**Explore the material**
(a) Using the passage on security policy under Kristersson's government, explain in one to three sentences the reason it gives for introducing the law on anonymous witnesses.
(b) According to the passage on security policy under Kristersson's government, on what date were stop and search zones implemented?

**Provided text**

- - - -

To make cooperation between different government agencies easier when it comes to matters regarding national security Kristersson's cabinet established the National Security Council. Kristersson also appointed his childhood friend Henrik Landerholm as Sweden's first National Security Advisor.

From 1 February 2024, the Police Authority can hand out "stay bans" to individuals promoting or taking part violence even if they haven't been convicted of any crime. A "stay ban" would ban the individual in question from entering and staying in a certain designated public area. The policy is supposed to increase safety standards in public spaces.

On 25 April 2024, Kristersson's government implemented stop and search zones, referred to as 'Security Zones'. In these temporary zones police are able to search people and vehicles without any suspicion of a crime on grounds such as wearing clothing brands associated with gangs and deviant behavior.

On 1 January 2025, a law regarding anonymous witnesses was set into motion after years of debate, allowing witnesses to crimes the ability to inform authorities without sharing their identity. Kristersson pushed for this legal change within debates in the years leading up to this, and was one among many who proposed the law. One reason for this change was the fact that personal information in Sweden is public in the case of almost every citizen on sites such as Hitta.se and Eniro, where their addresses are also listed, leading to unhindered opportunities for convicted felons to retaliate against their witnesses. Kristersson, however, has not moved to alter this, unlike anonymous witnesses specifically. Despite the law being scheduled for 2025, Kristersson claimed in one speech prior to 1 January that the law was already in effect.

- - - -

**Dataset entries**
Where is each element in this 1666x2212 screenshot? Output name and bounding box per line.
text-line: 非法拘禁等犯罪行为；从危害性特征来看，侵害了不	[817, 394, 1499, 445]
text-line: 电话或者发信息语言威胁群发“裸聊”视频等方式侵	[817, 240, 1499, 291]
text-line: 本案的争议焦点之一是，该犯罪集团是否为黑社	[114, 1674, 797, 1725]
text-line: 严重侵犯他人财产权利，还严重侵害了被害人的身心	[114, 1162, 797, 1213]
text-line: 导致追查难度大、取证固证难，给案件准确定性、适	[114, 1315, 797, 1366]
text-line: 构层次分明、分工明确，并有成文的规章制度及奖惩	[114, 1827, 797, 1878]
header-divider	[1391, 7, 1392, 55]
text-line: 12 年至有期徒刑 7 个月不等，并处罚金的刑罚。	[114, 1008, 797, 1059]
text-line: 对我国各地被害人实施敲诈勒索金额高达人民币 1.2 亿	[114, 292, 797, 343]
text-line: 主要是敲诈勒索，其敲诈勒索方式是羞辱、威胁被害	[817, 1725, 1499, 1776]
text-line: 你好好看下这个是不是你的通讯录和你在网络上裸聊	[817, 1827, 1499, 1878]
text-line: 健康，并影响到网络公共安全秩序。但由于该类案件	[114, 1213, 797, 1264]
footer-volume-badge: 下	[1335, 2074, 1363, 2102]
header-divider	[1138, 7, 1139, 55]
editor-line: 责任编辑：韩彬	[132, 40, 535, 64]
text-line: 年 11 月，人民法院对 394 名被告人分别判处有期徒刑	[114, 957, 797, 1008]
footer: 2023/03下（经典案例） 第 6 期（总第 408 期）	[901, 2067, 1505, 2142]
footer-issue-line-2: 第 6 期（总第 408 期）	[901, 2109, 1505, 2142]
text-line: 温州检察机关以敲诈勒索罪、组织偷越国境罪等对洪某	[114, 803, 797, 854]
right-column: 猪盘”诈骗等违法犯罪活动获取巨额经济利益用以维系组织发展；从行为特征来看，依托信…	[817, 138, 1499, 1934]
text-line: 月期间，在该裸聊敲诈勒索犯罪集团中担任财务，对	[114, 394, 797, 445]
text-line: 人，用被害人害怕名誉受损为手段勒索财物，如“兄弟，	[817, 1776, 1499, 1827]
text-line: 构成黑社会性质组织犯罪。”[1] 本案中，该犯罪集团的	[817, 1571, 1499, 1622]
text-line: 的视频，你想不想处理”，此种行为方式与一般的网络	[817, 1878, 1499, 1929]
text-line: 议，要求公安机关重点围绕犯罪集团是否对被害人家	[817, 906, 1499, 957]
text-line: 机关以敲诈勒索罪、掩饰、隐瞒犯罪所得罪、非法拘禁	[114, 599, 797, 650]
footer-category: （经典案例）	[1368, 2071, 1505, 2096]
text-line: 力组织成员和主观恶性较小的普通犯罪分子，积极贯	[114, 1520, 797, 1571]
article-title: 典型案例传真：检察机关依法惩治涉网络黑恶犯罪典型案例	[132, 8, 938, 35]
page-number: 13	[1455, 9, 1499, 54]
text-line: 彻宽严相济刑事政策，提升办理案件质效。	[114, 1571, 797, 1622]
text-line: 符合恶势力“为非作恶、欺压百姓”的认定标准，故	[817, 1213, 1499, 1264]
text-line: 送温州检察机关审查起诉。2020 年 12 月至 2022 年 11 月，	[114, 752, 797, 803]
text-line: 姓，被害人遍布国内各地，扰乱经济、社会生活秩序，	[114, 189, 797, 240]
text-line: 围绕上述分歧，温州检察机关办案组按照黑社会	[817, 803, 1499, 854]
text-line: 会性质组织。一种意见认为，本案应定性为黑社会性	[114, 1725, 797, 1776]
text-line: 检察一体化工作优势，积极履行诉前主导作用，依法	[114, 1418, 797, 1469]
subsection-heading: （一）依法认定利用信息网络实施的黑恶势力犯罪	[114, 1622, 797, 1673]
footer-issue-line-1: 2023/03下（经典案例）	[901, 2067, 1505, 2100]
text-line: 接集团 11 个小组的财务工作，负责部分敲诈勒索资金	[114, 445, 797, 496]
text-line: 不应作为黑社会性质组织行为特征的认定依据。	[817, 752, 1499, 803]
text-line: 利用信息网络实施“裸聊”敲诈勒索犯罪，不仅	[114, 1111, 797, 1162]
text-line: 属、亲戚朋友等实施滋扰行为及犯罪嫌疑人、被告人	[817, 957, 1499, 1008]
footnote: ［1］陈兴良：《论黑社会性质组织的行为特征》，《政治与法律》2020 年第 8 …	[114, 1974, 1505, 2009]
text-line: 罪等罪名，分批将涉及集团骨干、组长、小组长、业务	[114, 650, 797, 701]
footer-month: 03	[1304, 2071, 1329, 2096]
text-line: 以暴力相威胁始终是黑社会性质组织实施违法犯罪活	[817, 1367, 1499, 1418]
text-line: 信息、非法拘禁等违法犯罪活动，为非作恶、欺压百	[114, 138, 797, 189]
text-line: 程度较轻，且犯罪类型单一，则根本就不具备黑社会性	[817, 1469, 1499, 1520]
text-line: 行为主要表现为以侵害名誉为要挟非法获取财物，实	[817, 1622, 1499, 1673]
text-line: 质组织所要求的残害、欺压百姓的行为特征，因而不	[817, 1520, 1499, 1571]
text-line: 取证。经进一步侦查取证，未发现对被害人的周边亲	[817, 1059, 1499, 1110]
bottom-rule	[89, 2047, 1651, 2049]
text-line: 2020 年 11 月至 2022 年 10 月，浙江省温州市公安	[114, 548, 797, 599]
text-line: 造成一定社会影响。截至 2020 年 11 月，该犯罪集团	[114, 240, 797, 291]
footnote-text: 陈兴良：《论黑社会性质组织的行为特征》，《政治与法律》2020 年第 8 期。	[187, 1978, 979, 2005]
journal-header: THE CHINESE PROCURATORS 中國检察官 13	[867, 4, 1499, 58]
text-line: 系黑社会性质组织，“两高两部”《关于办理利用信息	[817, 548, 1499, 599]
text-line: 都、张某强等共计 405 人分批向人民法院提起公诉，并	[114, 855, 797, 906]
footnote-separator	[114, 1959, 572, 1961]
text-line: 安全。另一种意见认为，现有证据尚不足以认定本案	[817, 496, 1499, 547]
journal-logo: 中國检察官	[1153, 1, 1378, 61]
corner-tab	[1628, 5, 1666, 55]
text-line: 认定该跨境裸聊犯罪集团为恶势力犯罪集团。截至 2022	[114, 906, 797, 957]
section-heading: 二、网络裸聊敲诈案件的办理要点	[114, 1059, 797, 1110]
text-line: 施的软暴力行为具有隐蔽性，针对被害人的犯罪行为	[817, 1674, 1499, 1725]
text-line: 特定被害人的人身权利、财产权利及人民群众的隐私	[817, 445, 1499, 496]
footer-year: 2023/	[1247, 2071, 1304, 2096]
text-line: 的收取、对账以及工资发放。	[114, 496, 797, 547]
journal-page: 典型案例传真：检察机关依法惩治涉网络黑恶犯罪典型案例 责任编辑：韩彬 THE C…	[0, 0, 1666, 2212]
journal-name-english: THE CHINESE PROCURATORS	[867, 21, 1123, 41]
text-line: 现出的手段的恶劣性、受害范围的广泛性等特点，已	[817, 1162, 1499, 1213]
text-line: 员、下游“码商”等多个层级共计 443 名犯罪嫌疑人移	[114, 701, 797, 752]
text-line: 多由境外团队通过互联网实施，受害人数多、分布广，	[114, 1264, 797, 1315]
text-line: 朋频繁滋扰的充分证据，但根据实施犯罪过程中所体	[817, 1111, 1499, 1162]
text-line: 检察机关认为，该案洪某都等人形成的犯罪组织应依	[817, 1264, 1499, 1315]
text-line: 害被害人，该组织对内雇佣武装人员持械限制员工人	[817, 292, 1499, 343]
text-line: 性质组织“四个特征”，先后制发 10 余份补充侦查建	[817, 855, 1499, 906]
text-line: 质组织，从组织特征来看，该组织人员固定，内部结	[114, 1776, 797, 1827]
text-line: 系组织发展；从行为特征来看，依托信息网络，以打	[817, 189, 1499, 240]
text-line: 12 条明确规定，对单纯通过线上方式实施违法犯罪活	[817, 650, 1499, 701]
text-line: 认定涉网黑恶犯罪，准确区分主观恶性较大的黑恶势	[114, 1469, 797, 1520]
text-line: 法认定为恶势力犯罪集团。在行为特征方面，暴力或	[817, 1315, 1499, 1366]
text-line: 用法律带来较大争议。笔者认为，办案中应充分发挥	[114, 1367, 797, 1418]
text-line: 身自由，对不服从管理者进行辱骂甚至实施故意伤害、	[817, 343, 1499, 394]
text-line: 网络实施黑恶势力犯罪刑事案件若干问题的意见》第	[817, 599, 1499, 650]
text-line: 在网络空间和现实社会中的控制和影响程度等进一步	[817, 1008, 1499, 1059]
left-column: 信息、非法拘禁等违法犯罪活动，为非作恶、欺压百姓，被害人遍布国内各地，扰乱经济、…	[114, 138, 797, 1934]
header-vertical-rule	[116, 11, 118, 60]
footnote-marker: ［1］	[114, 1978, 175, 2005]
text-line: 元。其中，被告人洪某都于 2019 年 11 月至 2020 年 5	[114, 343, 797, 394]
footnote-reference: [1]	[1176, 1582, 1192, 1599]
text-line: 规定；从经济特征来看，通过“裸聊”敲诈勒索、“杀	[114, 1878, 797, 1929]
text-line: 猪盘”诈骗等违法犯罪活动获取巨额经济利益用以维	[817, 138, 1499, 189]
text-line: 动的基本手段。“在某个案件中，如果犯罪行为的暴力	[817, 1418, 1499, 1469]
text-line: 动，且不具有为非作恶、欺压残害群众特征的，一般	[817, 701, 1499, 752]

- - - -

**Results for the exercise**
(a) Personal information on almost every Swedish citizen, including addresses, is public on sites such as Hitta.se and Eniro. This gave convicted felons unhindered opportunities to retaliate against witnesses.

(b) 25 April 2024.